WHAT THE TASK REQUIRES
Please retype the data in full and exactly; the pictures are not part of the copy.

GIVEN RECORDS
-- Begin --

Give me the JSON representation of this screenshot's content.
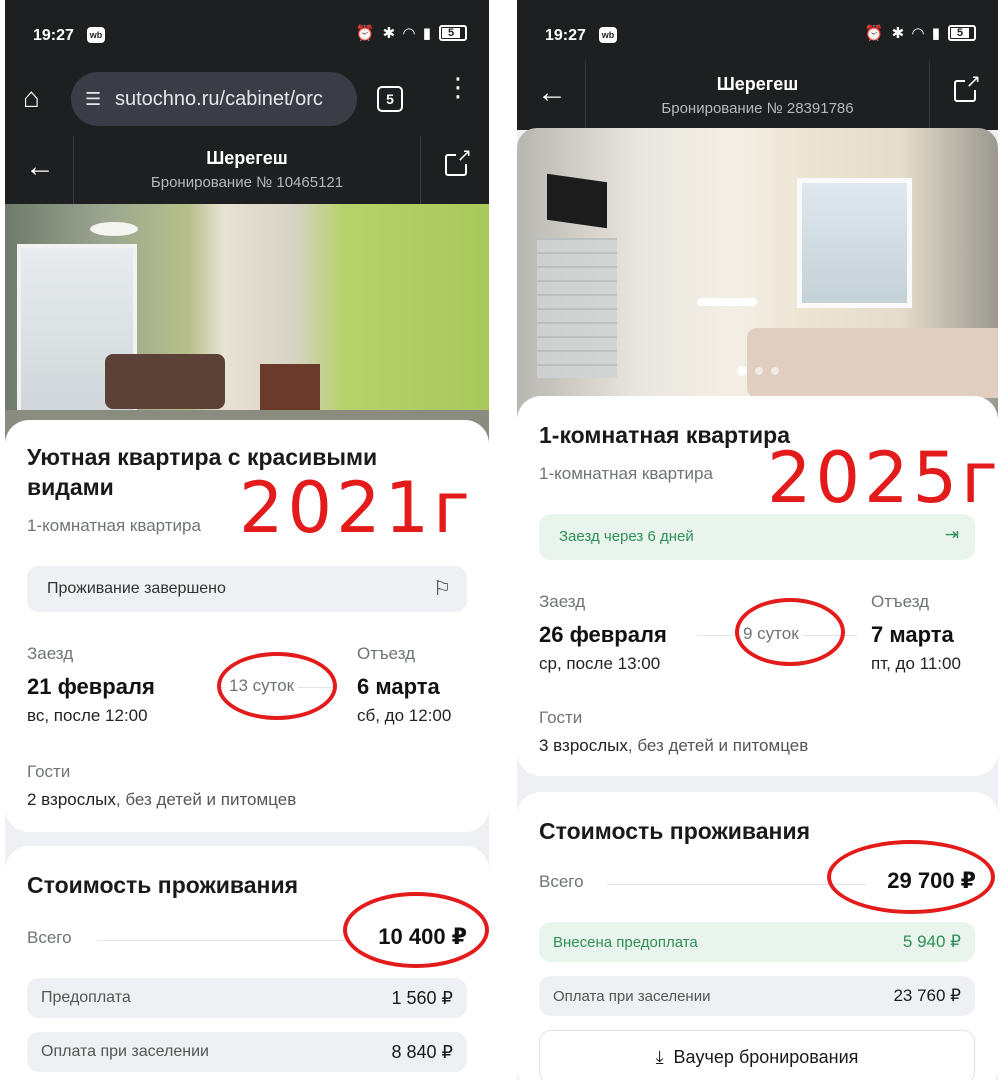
{
  "left": {
    "status": {
      "time": "19:27",
      "app_badge": "wb",
      "battery": "5"
    },
    "browser": {
      "url": "sutochno.ru/cabinet/orc",
      "tabs_count": "5"
    },
    "header": {
      "title": "Шерегеш",
      "subtitle": "Бронирование № 10465121"
    },
    "listing": {
      "title": "Уютная квартира с красивыми видами",
      "type": "1-комнатная квартира"
    },
    "status_pill": "Проживание завершено",
    "checkin": {
      "label": "Заезд",
      "date": "21 февраля",
      "time": "вс, после 12:00"
    },
    "nights": "13 суток",
    "checkout": {
      "label": "Отъезд",
      "date": "6 марта",
      "time": "сб, до 12:00"
    },
    "guests": {
      "label": "Гости",
      "adults": "2 взрослых",
      "rest": ", без детей и питомцев"
    },
    "cost": {
      "title": "Стоимость проживания",
      "total_label": "Всего",
      "total_value": "10 400 ₽",
      "prepay_label": "Предоплата",
      "prepay_value": "1 560 ₽",
      "on_arrival_label": "Оплата при заселении",
      "on_arrival_value": "8 840 ₽"
    },
    "annotation_year": "2021г"
  },
  "right": {
    "status": {
      "time": "19:27",
      "app_badge": "wb",
      "battery": "5"
    },
    "header": {
      "title": "Шерегеш",
      "subtitle": "Бронирование № 28391786"
    },
    "listing": {
      "title": "1-комнатная квартира",
      "type": "1-комнатная квартира"
    },
    "checkin_notice": "Заезд через 6 дней",
    "checkin": {
      "label": "Заезд",
      "date": "26 февраля",
      "time": "ср, после 13:00"
    },
    "nights": "9 суток",
    "checkout": {
      "label": "Отъезд",
      "date": "7 марта",
      "time": "пт, до 11:00"
    },
    "guests": {
      "label": "Гости",
      "adults": "3 взрослых",
      "rest": ", без детей и питомцев"
    },
    "cost": {
      "title": "Стоимость проживания",
      "total_label": "Всего",
      "total_value": "29 700 ₽",
      "prepay_label": "Внесена предоплата",
      "prepay_value": "5 940 ₽",
      "on_arrival_label": "Оплата при заселении",
      "on_arrival_value": "23 760 ₽"
    },
    "voucher_button": "Вaучер бронирования",
    "annotation_year": "2025г"
  },
  "colors": {
    "accent_green": "#2f8f58",
    "annotation_red": "#e31b1b",
    "dark_bar": "#1e1f21"
  },
  "icons": [
    "home-icon",
    "tune-icon",
    "tabs-icon",
    "more-vert-icon",
    "back-arrow-icon",
    "external-link-icon",
    "flag-icon",
    "exit-icon",
    "download-icon",
    "alarm-icon",
    "bluetooth-icon",
    "wifi-icon",
    "signal-icon",
    "battery-icon"
  ]
}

-- End --

WORKED ANSWER
Give me the JSON representation of this screenshot's content.
{
  "left": {
    "status": {
      "time": "19:27",
      "app_badge": "wb",
      "battery": "5"
    },
    "browser": {
      "url": "sutochno.ru/cabinet/orc",
      "tabs_count": "5"
    },
    "header": {
      "title": "Шерегеш",
      "subtitle": "Бронирование № 10465121"
    },
    "listing": {
      "title": "Уютная квартира с красивыми видами",
      "type": "1-комнатная квартира"
    },
    "status_pill": "Проживание завершено",
    "checkin": {
      "label": "Заезд",
      "date": "21 февраля",
      "time": "вс, после 12:00"
    },
    "nights": "13 суток",
    "checkout": {
      "label": "Отъезд",
      "date": "6 марта",
      "time": "сб, до 12:00"
    },
    "guests": {
      "label": "Гости",
      "adults": "2 взрослых",
      "rest": ", без детей и питомцев"
    },
    "cost": {
      "title": "Стоимость проживания",
      "total_label": "Всего",
      "total_value": "10 400 ₽",
      "prepay_label": "Предоплата",
      "prepay_value": "1 560 ₽",
      "on_arrival_label": "Оплата при заселении",
      "on_arrival_value": "8 840 ₽"
    },
    "annotation_year": "2021г"
  },
  "right": {
    "status": {
      "time": "19:27",
      "app_badge": "wb",
      "battery": "5"
    },
    "header": {
      "title": "Шерегеш",
      "subtitle": "Бронирование № 28391786"
    },
    "listing": {
      "title": "1-комнатная квартира",
      "type": "1-комнатная квартира"
    },
    "checkin_notice": "Заезд через 6 дней",
    "checkin": {
      "label": "Заезд",
      "date": "26 февраля",
      "time": "ср, после 13:00"
    },
    "nights": "9 суток",
    "checkout": {
      "label": "Отъезд",
      "date": "7 марта",
      "time": "пт, до 11:00"
    },
    "guests": {
      "label": "Гости",
      "adults": "3 взрослых",
      "rest": ", без детей и питомцев"
    },
    "cost": {
      "title": "Стоимость проживания",
      "total_label": "Всего",
      "total_value": "29 700 ₽",
      "prepay_label": "Внесена предоплата",
      "prepay_value": "5 940 ₽",
      "on_arrival_label": "Оплата при заселении",
      "on_arrival_value": "23 760 ₽"
    },
    "voucher_button": "Вaучер бронирования",
    "annotation_year": "2025г"
  },
  "colors": {
    "accent_green": "#2f8f58",
    "annotation_red": "#e31b1b",
    "dark_bar": "#1e1f21"
  },
  "icons": [
    "home-icon",
    "tune-icon",
    "tabs-icon",
    "more-vert-icon",
    "back-arrow-icon",
    "external-link-icon",
    "flag-icon",
    "exit-icon",
    "download-icon",
    "alarm-icon",
    "bluetooth-icon",
    "wifi-icon",
    "signal-icon",
    "battery-icon"
  ]
}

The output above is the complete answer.